* [WHAT IS ASKED]:
For the entries that follow, state how many lines include the word "icon", giving the number and nothing else.

* [MATERIAL FOR THIS TASK]:
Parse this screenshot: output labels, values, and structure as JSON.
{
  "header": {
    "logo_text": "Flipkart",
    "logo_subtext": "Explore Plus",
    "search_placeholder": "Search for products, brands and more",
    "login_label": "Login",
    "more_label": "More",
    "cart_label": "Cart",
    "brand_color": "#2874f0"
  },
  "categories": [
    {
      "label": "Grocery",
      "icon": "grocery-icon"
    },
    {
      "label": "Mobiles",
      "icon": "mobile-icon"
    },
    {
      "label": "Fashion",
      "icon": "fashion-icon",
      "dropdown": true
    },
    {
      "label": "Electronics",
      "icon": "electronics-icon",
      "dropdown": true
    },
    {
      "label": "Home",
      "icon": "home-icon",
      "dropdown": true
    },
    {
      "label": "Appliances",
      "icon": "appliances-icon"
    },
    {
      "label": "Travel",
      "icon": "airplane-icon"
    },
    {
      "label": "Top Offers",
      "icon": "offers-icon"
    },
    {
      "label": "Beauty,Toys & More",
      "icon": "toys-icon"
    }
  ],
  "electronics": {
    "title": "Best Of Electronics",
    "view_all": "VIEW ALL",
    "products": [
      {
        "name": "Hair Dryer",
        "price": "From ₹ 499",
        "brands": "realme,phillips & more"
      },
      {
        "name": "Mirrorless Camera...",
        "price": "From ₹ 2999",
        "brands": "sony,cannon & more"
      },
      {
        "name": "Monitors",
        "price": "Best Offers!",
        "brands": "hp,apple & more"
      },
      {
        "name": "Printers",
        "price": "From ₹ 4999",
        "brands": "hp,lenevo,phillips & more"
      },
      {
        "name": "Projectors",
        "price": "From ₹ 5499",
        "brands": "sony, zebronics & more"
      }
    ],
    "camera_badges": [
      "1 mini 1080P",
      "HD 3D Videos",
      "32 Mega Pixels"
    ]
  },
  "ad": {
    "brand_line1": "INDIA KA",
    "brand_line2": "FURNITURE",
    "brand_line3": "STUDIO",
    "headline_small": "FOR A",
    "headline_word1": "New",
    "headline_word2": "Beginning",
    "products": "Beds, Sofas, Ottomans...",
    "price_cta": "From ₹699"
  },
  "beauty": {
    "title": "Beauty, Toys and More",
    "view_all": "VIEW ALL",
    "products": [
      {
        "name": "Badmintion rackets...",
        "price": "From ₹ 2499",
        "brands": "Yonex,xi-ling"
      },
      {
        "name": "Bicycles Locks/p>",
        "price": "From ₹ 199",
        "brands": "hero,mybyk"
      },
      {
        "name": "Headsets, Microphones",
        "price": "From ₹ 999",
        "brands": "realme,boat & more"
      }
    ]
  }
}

* [EXERCISE RESPONSE]:
9